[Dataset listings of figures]
++++++++

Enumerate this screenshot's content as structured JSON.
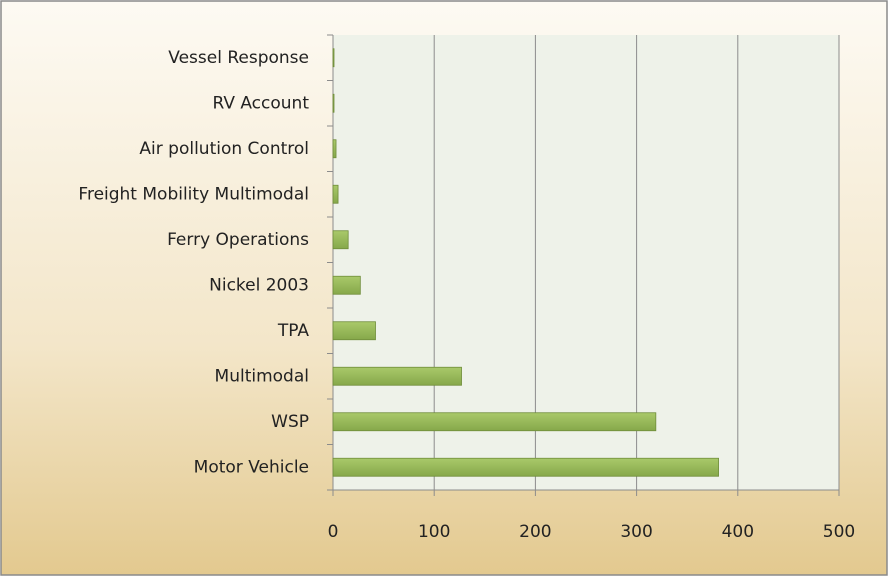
{
  "chart_data": {
    "type": "bar",
    "orientation": "horizontal",
    "categories": [
      "Vessel Response",
      "RV Account",
      "Air pollution Control",
      "Freight Mobility Multimodal",
      "Ferry Operations",
      "Nickel 2003",
      "TPA",
      "Multimodal",
      "WSP",
      "Motor Vehicle"
    ],
    "values": [
      1,
      1,
      3,
      5,
      15,
      27,
      42,
      127,
      319,
      381
    ],
    "color": "#9bbb59",
    "xlim": [
      0,
      500
    ],
    "xticks": [
      0,
      100,
      200,
      300,
      400,
      500
    ],
    "grid": true
  }
}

++++++++

→ **Goal**
Output a faithful copy of the data, with each picture left out.

→ **Solution**
Enumerate this screenshot's content as structured JSON.
{
  "chart_data": {
    "type": "bar",
    "orientation": "horizontal",
    "categories": [
      "Vessel Response",
      "RV Account",
      "Air pollution Control",
      "Freight Mobility Multimodal",
      "Ferry Operations",
      "Nickel 2003",
      "TPA",
      "Multimodal",
      "WSP",
      "Motor Vehicle"
    ],
    "values": [
      1,
      1,
      3,
      5,
      15,
      27,
      42,
      127,
      319,
      381
    ],
    "color": "#9bbb59",
    "xlim": [
      0,
      500
    ],
    "xticks": [
      0,
      100,
      200,
      300,
      400,
      500
    ],
    "grid": true
  }
}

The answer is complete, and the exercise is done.